_What is being asked:_ Write out every entry, unchanged. Skip any picture.

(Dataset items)
####

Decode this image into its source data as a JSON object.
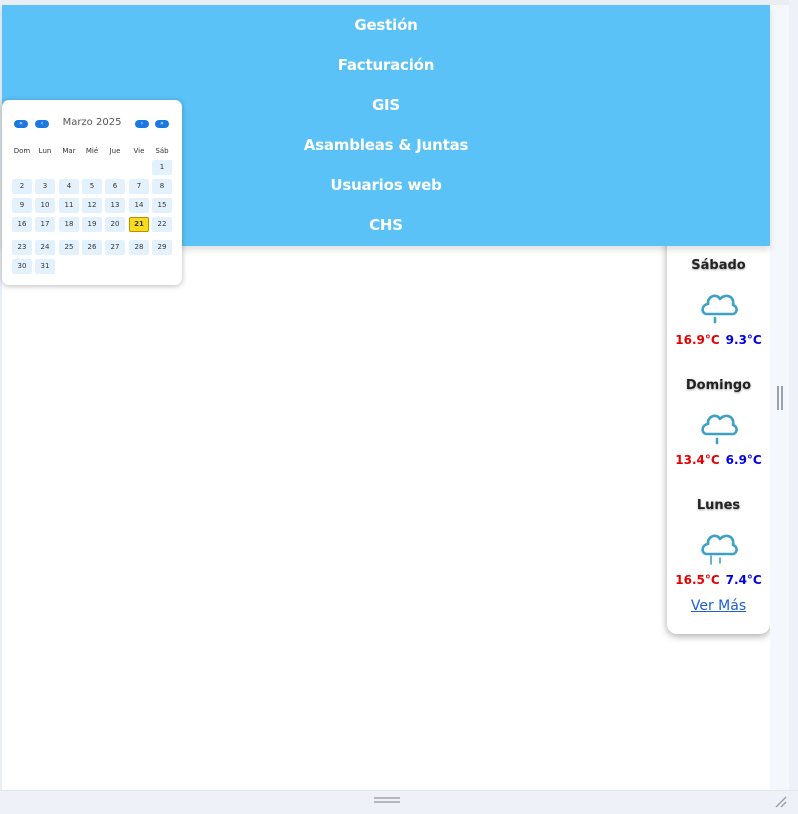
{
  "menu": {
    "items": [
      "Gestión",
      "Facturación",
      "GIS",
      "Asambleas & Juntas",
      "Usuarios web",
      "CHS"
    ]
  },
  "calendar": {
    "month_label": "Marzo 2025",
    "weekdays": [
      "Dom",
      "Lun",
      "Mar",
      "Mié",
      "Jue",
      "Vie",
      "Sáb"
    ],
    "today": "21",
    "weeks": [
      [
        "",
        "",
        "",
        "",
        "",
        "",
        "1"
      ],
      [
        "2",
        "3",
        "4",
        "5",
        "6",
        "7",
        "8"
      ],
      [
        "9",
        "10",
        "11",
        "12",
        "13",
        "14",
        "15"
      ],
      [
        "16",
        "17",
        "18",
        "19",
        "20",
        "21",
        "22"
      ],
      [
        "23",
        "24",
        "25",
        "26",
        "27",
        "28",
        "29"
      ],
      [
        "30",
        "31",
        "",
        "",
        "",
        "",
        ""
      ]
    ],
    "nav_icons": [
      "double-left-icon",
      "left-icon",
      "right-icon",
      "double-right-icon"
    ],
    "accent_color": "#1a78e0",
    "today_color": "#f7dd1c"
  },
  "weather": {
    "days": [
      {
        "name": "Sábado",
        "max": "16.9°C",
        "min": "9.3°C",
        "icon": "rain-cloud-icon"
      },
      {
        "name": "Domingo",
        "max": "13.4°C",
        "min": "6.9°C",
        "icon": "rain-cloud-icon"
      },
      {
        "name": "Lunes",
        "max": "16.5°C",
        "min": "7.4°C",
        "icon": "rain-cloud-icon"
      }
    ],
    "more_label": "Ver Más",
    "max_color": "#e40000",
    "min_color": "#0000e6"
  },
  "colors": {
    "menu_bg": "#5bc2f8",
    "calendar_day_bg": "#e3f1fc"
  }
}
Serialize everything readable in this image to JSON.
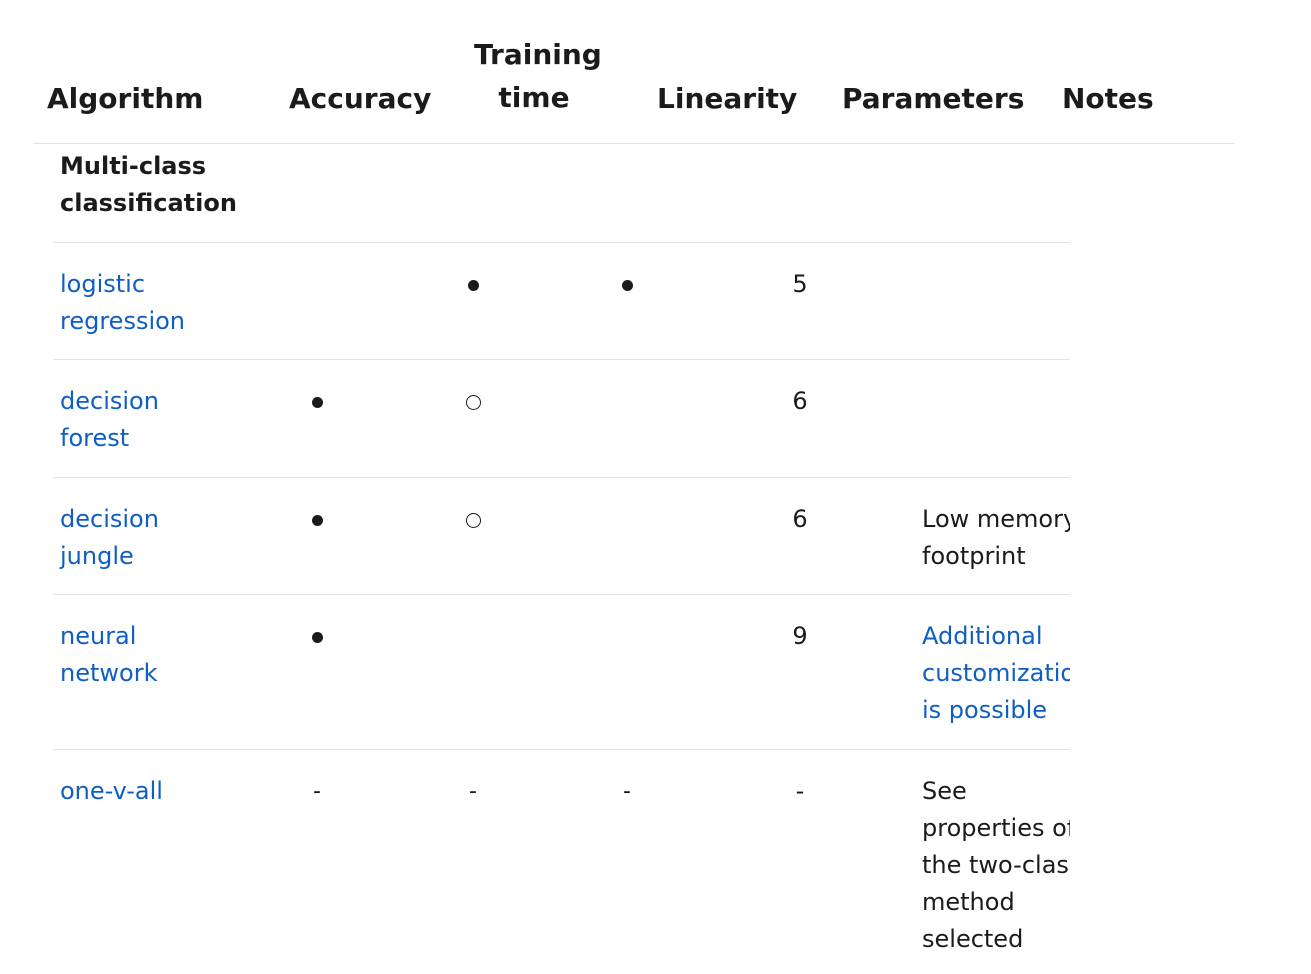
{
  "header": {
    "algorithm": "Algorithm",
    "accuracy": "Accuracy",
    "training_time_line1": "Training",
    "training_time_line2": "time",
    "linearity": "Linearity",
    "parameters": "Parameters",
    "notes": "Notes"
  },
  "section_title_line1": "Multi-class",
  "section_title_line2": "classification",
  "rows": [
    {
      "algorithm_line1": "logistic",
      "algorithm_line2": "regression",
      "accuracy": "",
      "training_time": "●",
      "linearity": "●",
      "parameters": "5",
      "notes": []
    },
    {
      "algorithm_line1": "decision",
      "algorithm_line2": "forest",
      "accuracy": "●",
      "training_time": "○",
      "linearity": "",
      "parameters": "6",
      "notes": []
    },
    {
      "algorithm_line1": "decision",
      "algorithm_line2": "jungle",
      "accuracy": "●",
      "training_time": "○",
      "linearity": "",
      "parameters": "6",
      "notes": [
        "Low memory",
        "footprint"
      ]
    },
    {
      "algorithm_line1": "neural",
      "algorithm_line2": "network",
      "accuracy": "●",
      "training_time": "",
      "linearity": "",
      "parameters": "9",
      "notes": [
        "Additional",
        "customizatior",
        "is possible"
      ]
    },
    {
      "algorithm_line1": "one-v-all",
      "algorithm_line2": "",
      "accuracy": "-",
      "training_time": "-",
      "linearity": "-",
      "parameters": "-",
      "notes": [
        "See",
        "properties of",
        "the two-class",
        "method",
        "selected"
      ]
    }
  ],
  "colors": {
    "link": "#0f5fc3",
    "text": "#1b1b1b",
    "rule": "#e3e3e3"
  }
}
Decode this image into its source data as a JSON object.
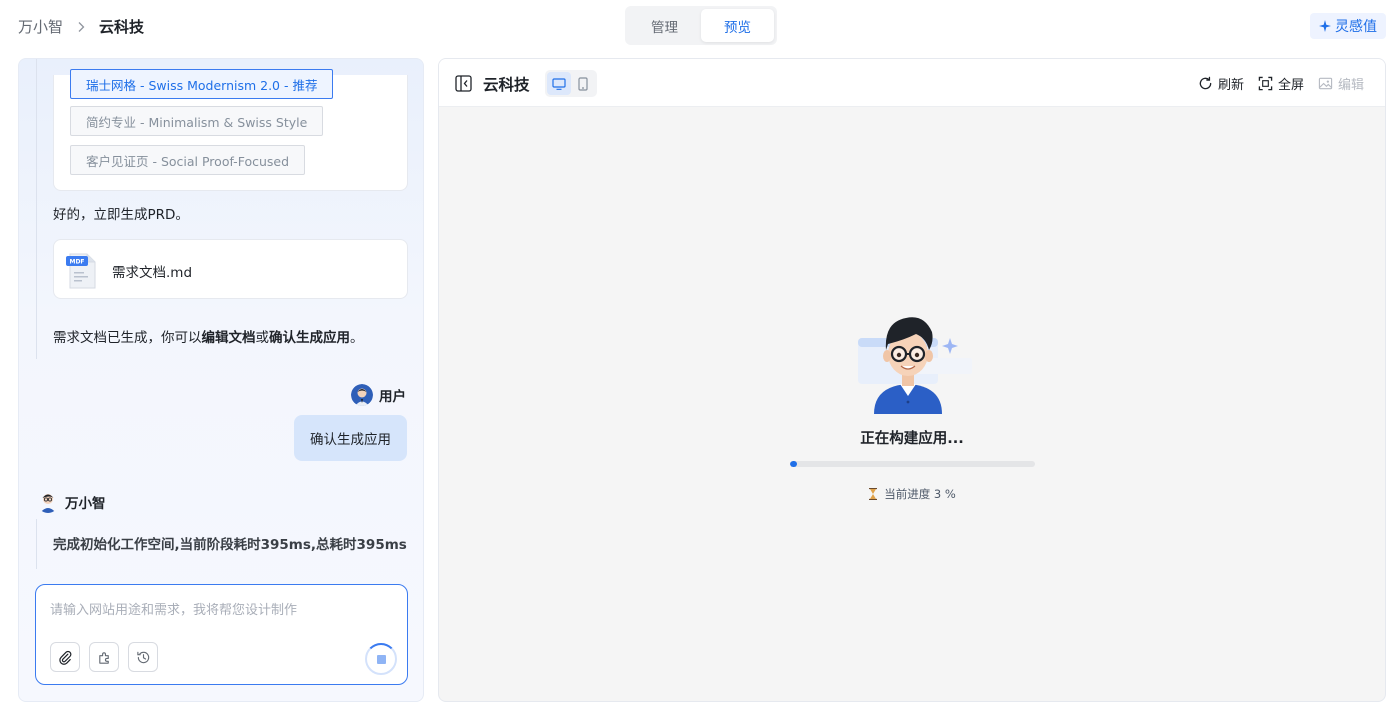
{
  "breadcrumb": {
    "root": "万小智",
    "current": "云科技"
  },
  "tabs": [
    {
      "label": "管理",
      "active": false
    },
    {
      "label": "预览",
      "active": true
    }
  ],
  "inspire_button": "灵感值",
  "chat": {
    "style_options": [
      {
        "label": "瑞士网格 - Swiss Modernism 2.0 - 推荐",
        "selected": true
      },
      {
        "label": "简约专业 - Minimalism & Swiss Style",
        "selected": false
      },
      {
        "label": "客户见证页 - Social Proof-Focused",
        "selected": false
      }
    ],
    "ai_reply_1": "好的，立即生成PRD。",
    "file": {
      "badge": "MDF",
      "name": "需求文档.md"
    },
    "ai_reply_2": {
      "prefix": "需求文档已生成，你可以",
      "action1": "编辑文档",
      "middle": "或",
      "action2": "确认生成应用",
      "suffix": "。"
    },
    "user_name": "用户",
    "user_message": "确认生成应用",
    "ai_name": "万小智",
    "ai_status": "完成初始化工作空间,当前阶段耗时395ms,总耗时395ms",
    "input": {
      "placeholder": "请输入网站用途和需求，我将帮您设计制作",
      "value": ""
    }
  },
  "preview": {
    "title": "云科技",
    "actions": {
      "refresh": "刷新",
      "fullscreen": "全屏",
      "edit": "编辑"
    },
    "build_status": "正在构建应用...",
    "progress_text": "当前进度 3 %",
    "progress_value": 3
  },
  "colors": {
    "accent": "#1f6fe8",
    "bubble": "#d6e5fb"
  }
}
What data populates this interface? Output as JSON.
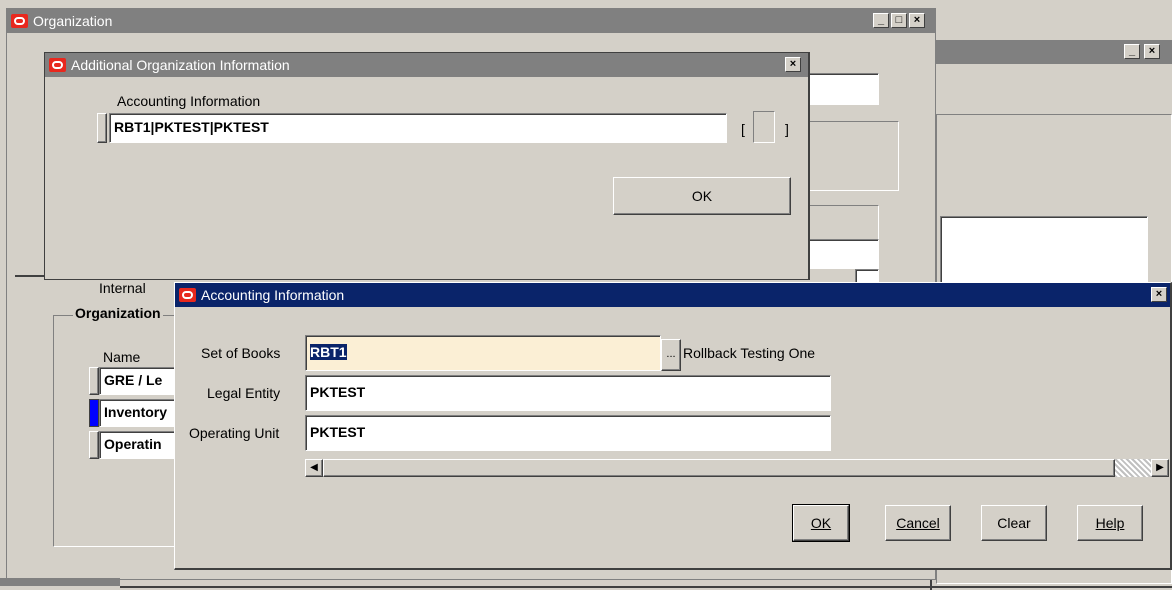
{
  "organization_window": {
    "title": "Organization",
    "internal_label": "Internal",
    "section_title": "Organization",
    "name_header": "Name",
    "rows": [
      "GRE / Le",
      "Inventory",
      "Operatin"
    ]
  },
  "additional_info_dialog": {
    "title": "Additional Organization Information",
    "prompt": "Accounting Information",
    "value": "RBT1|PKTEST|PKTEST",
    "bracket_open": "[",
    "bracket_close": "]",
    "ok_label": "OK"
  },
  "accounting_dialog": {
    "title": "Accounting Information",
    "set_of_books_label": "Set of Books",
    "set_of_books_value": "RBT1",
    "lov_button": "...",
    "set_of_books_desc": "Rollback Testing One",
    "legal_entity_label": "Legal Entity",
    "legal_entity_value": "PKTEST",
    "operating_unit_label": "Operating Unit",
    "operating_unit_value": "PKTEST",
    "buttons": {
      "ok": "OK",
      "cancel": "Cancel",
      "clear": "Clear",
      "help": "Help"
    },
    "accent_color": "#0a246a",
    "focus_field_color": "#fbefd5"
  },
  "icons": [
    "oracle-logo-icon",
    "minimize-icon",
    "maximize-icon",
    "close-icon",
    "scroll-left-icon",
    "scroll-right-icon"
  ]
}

####

_Full output:_
Decode this image into its source data as a JSON object.
{
  "menu": {
    "items": [
      "Gestión",
      "Facturación",
      "GIS",
      "Asambleas & Juntas",
      "Usuarios web",
      "CHS"
    ]
  },
  "calendar": {
    "month_label": "Marzo 2025",
    "weekdays": [
      "Dom",
      "Lun",
      "Mar",
      "Mié",
      "Jue",
      "Vie",
      "Sáb"
    ],
    "today": "21",
    "weeks": [
      [
        "",
        "",
        "",
        "",
        "",
        "",
        "1"
      ],
      [
        "2",
        "3",
        "4",
        "5",
        "6",
        "7",
        "8"
      ],
      [
        "9",
        "10",
        "11",
        "12",
        "13",
        "14",
        "15"
      ],
      [
        "16",
        "17",
        "18",
        "19",
        "20",
        "21",
        "22"
      ],
      [
        "23",
        "24",
        "25",
        "26",
        "27",
        "28",
        "29"
      ],
      [
        "30",
        "31",
        "",
        "",
        "",
        "",
        ""
      ]
    ],
    "nav_icons": [
      "double-left-icon",
      "left-icon",
      "right-icon",
      "double-right-icon"
    ],
    "accent_color": "#1a78e0",
    "today_color": "#f7dd1c"
  },
  "weather": {
    "days": [
      {
        "name": "Sábado",
        "max": "16.9°C",
        "min": "9.3°C",
        "icon": "rain-cloud-icon"
      },
      {
        "name": "Domingo",
        "max": "13.4°C",
        "min": "6.9°C",
        "icon": "rain-cloud-icon"
      },
      {
        "name": "Lunes",
        "max": "16.5°C",
        "min": "7.4°C",
        "icon": "rain-cloud-icon"
      }
    ],
    "more_label": "Ver Más",
    "max_color": "#e40000",
    "min_color": "#0000e6"
  },
  "colors": {
    "menu_bg": "#5bc2f8",
    "calendar_day_bg": "#e3f1fc"
  }
}
Serialize everything readable in this image to JSON.
{
  "header": {
    "algorithm": "Algorithm",
    "accuracy": "Accuracy",
    "training_time_line1": "Training",
    "training_time_line2": "time",
    "linearity": "Linearity",
    "parameters": "Parameters",
    "notes": "Notes"
  },
  "section_title_line1": "Multi-class",
  "section_title_line2": "classification",
  "rows": [
    {
      "algorithm_line1": "logistic",
      "algorithm_line2": "regression",
      "accuracy": "",
      "training_time": "●",
      "linearity": "●",
      "parameters": "5",
      "notes": []
    },
    {
      "algorithm_line1": "decision",
      "algorithm_line2": "forest",
      "accuracy": "●",
      "training_time": "○",
      "linearity": "",
      "parameters": "6",
      "notes": []
    },
    {
      "algorithm_line1": "decision",
      "algorithm_line2": "jungle",
      "accuracy": "●",
      "training_time": "○",
      "linearity": "",
      "parameters": "6",
      "notes": [
        "Low memory",
        "footprint"
      ]
    },
    {
      "algorithm_line1": "neural",
      "algorithm_line2": "network",
      "accuracy": "●",
      "training_time": "",
      "linearity": "",
      "parameters": "9",
      "notes": [
        "Additional",
        "customizatior",
        "is possible"
      ]
    },
    {
      "algorithm_line1": "one-v-all",
      "algorithm_line2": "",
      "accuracy": "-",
      "training_time": "-",
      "linearity": "-",
      "parameters": "-",
      "notes": [
        "See",
        "properties of",
        "the two-class",
        "method",
        "selected"
      ]
    }
  ],
  "colors": {
    "link": "#0f5fc3",
    "text": "#1b1b1b",
    "rule": "#e3e3e3"
  }
}
Decode this image into its source data as a JSON object.
{
  "breadcrumb": {
    "root": "万小智",
    "current": "云科技"
  },
  "tabs": [
    {
      "label": "管理",
      "active": false
    },
    {
      "label": "预览",
      "active": true
    }
  ],
  "inspire_button": "灵感值",
  "chat": {
    "style_options": [
      {
        "label": "瑞士网格 - Swiss Modernism 2.0 - 推荐",
        "selected": true
      },
      {
        "label": "简约专业 - Minimalism & Swiss Style",
        "selected": false
      },
      {
        "label": "客户见证页 - Social Proof-Focused",
        "selected": false
      }
    ],
    "ai_reply_1": "好的，立即生成PRD。",
    "file": {
      "badge": "MDF",
      "name": "需求文档.md"
    },
    "ai_reply_2": {
      "prefix": "需求文档已生成，你可以",
      "action1": "编辑文档",
      "middle": "或",
      "action2": "确认生成应用",
      "suffix": "。"
    },
    "user_name": "用户",
    "user_message": "确认生成应用",
    "ai_name": "万小智",
    "ai_status": "完成初始化工作空间,当前阶段耗时395ms,总耗时395ms",
    "input": {
      "placeholder": "请输入网站用途和需求，我将帮您设计制作",
      "value": ""
    }
  },
  "preview": {
    "title": "云科技",
    "actions": {
      "refresh": "刷新",
      "fullscreen": "全屏",
      "edit": "编辑"
    },
    "build_status": "正在构建应用...",
    "progress_text": "当前进度 3 %",
    "progress_value": 3
  },
  "colors": {
    "accent": "#1f6fe8",
    "bubble": "#d6e5fb"
  }
}
What data populates this interface? Output as JSON.
{
  "organization_window": {
    "title": "Organization",
    "internal_label": "Internal",
    "section_title": "Organization",
    "name_header": "Name",
    "rows": [
      "GRE / Le",
      "Inventory",
      "Operatin"
    ]
  },
  "additional_info_dialog": {
    "title": "Additional Organization Information",
    "prompt": "Accounting Information",
    "value": "RBT1|PKTEST|PKTEST",
    "bracket_open": "[",
    "bracket_close": "]",
    "ok_label": "OK"
  },
  "accounting_dialog": {
    "title": "Accounting Information",
    "set_of_books_label": "Set of Books",
    "set_of_books_value": "RBT1",
    "lov_button": "...",
    "set_of_books_desc": "Rollback Testing One",
    "legal_entity_label": "Legal Entity",
    "legal_entity_value": "PKTEST",
    "operating_unit_label": "Operating Unit",
    "operating_unit_value": "PKTEST",
    "buttons": {
      "ok": "OK",
      "cancel": "Cancel",
      "clear": "Clear",
      "help": "Help"
    },
    "accent_color": "#0a246a",
    "focus_field_color": "#fbefd5"
  },
  "icons": [
    "oracle-logo-icon",
    "minimize-icon",
    "maximize-icon",
    "close-icon",
    "scroll-left-icon",
    "scroll-right-icon"
  ]
}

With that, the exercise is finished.